Dataset entries on figures
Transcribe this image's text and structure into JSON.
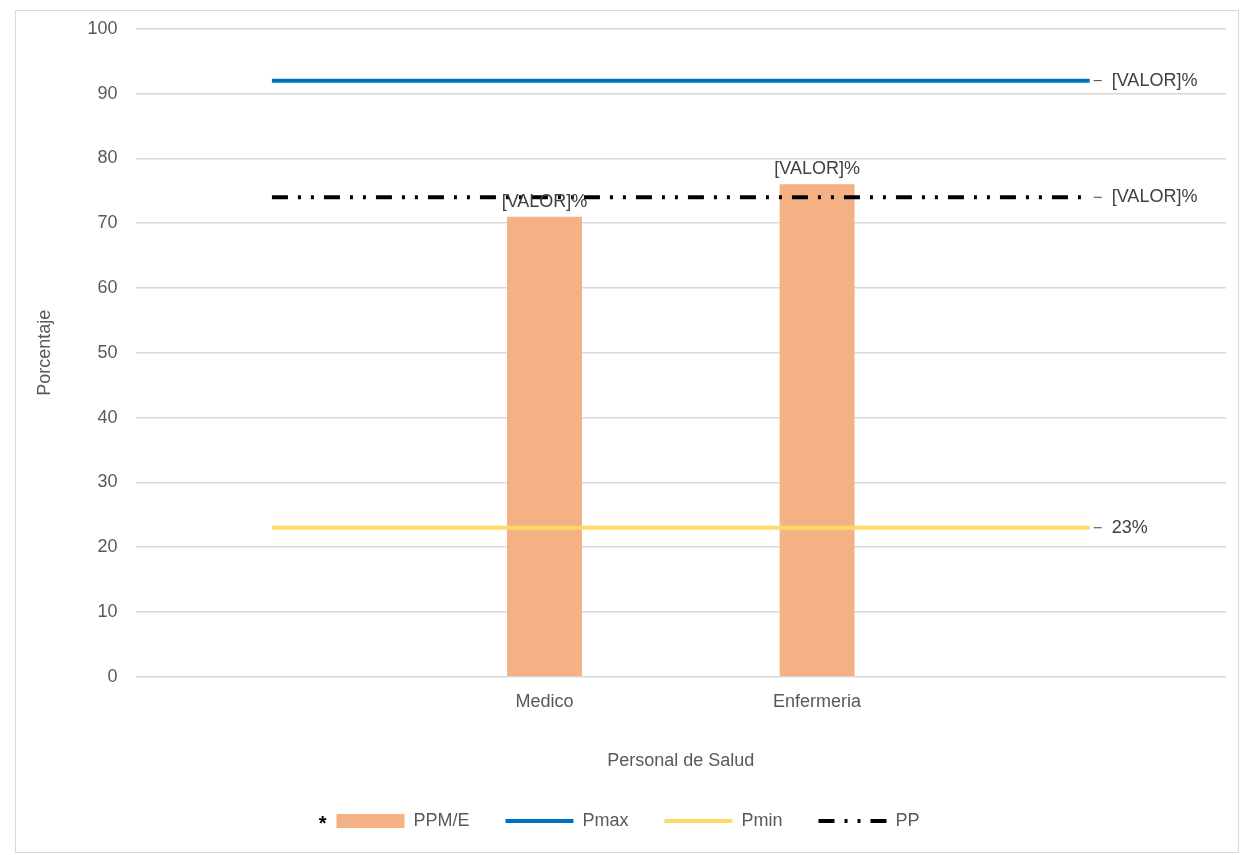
{
  "chart_data": {
    "type": "bar",
    "xlabel": "Personal de Salud",
    "ylabel": "Porcentaje",
    "categories": [
      null,
      "Medico",
      "Enfermeria",
      null
    ],
    "series": [
      {
        "name": "PPM/E",
        "color": "#f4b183",
        "values": [
          null,
          71,
          76,
          null
        ],
        "value_labels": [
          null,
          "[VALOR]%",
          "[VALOR]%",
          null
        ]
      },
      {
        "name": "Pmax",
        "type": "line",
        "color": "#0070c0",
        "values": [
          92,
          92,
          92,
          92
        ],
        "value_labels": [
          null,
          null,
          null,
          "[VALOR]%"
        ]
      },
      {
        "name": "Pmin",
        "type": "line",
        "color": "#ffd966",
        "values": [
          23,
          23,
          23,
          23
        ],
        "value_labels": [
          null,
          null,
          null,
          "23%"
        ]
      },
      {
        "name": "PP",
        "type": "line",
        "color": "#000000",
        "line_style": "dashed",
        "values": [
          74,
          74,
          74,
          74
        ],
        "value_labels": [
          null,
          null,
          null,
          "[VALOR]%"
        ]
      }
    ],
    "ylim": [
      0,
      100
    ],
    "yticks": [
      0,
      10,
      20,
      30,
      40,
      50,
      60,
      70,
      80,
      90,
      100
    ],
    "grid": "y",
    "legend": "bottom",
    "marker": "none",
    "annotations": [
      "*"
    ]
  }
}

● Requirement
Where a line holds "name", copy that line.

● Result of the exercise
        "name": "PPM/E",
        "name": "Pmax",
        "name": "Pmin",
        "name": "PP",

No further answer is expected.